I'm training a S-BERT model in SageMaker, using Huggins Face library. I've followed the HF tutorials on how to define metrics to be tracked in the huggingface_estimator
, yet when my model is done training I cannot see any metric either in CloudWatch or by fetching the latest training job results:
`
from sagemaker.analytics import TrainingJobAnalytics
df = TrainingJobAnalytics(training_job_name=huggingface_estimator.latest_training_job.name).dataframe()
returns:
Warning: No metrics called loss found
Warning: No metrics called learning_rate found
Warning: No metrics called eval_loss found
Warning: No metrics called eval_accuracy found
Warning: No metrics called eval_f1 found
Warning: No metrics called eval_precision found
Warning: No metrics called eval_recall found
Warning: No metrics called eval_runtime found
Warning: No metrics called eval_samples_per_second found
Warning: No metrics called epoch found
Here's the code below
from sagemaker.huggingface import HuggingFace
from sagemaker import get_execution_role
from sagemaker import image_uris
role = get_execution_role()
source_dir = 's3://...'
output_path = 's3://...'
metric_definitions = [{'Name': 'loss', 'Regex': "'loss': ([0-9]+(.|e\-)[0-9]+),?"},
{'Name': 'learning_rate', 'Regex': "'learning_rate': ([0-9]+(.|e\-)[0-9]+),?"},
{'Name': 'eval_loss', 'Regex': "'eval_loss': ([0-9]+(.|e\-)[0-9]+),?"},
{'Name': 'eval_accuracy', 'Regex': "'eval_accuracy': ([0-9]+(.|e\-)[0-9]+),?"},
{'Name': 'eval_f1', 'Regex': "'eval_f1': ([0-9]+(.|e\-)[0-9]+),?"},
{'Name': 'eval_precision', 'Regex': "'eval_precision': ([0-9]+(.|e\-)[0-9]+),?"},
{'Name': 'eval_recall', 'Regex': "'eval_recall': ([0-9]+(.|e\-)[0-9]+),?"},
{'Name': 'eval_runtime', 'Regex': "'eval_runtime': ([0-9]+(.|e\-)[0-9]+),?"},
{'Name': 'eval_samples_per_second', 'Regex': "'eval_samples_per_second': ([0-9]+(.|e\-)[0-9]+),?"},
{'Name': 'epoch', 'Regex': "'epoch': ([0-9]+(.|e\-)[0-9]+),?"}]
estimator_image = image_uris.retrieve(framework='pytorch',region='eu-west-1',version='1.13.1',py_version='py39',image_scope='training', instance_type='ml.p3.2xlarge')
============
## REQUIRED TASKS
a) In the post about missing SageMaker training metrics, which region is passed to image_uris.retrieve?
b) Please extend the post about missing SageMaker training metrics, picking up right after its last line of code.
The data after this point comes from a separate source.

## PROVIDED INFORMATION
============
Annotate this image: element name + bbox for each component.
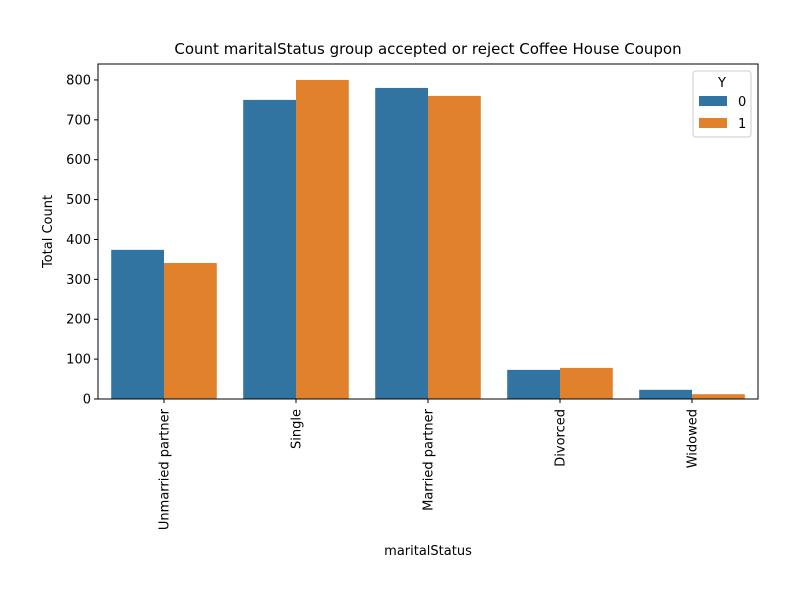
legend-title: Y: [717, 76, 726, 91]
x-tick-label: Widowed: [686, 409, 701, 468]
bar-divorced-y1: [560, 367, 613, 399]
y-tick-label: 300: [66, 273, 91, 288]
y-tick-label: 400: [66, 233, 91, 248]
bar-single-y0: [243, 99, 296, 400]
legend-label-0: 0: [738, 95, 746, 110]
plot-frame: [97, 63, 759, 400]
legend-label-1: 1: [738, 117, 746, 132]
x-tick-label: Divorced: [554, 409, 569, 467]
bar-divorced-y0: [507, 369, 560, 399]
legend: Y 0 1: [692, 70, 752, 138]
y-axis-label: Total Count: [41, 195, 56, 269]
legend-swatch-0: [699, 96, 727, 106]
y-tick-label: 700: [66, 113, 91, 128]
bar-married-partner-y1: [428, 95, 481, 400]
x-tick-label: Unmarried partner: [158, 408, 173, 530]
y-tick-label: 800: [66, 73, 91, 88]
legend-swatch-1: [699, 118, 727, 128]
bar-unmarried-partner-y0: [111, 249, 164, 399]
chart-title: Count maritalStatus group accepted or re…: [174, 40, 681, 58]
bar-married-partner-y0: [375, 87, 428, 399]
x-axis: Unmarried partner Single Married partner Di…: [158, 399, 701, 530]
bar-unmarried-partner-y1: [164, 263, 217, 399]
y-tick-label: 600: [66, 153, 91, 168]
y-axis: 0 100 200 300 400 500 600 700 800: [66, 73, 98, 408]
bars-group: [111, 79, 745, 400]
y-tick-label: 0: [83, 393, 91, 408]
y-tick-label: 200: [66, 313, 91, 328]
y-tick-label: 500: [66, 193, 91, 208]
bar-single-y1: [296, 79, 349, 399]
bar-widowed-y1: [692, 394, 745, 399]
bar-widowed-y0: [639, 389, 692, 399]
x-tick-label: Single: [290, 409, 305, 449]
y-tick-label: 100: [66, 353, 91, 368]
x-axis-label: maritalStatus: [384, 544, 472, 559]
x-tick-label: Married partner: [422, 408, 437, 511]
============
## PER-TASK ANSWERS
a) eu-west-1

b)
huggingface_estimator = HuggingFace(
entry_point='script.py',
dependencies=['requirements.txt', 'model.py'],
instance_type='ml.p3.2xlarge',
base_job_name='...',
output_path=output_path,
role=role,
instance_count=1,
pytorch_version=None,
py_version=None,
metric_definitions = metric_definitions,
image_uri=estimator_image,
hyperparameters = {
'epochs': 1,
'train_batch_size': 64,
'eval_batch_size':64,
'learning_rate': 2e-5,
'model_name':'distilbert-base-uncased'})
huggingface_estimator.fit({'train': 's3://...',
'test': 's3://...'})
Turns out the solution was available in this post
If using custom algorithms, and easy way to add metric is to print / log them in the script:
print('METRIC train_accuracy: {}'.format(accuracy))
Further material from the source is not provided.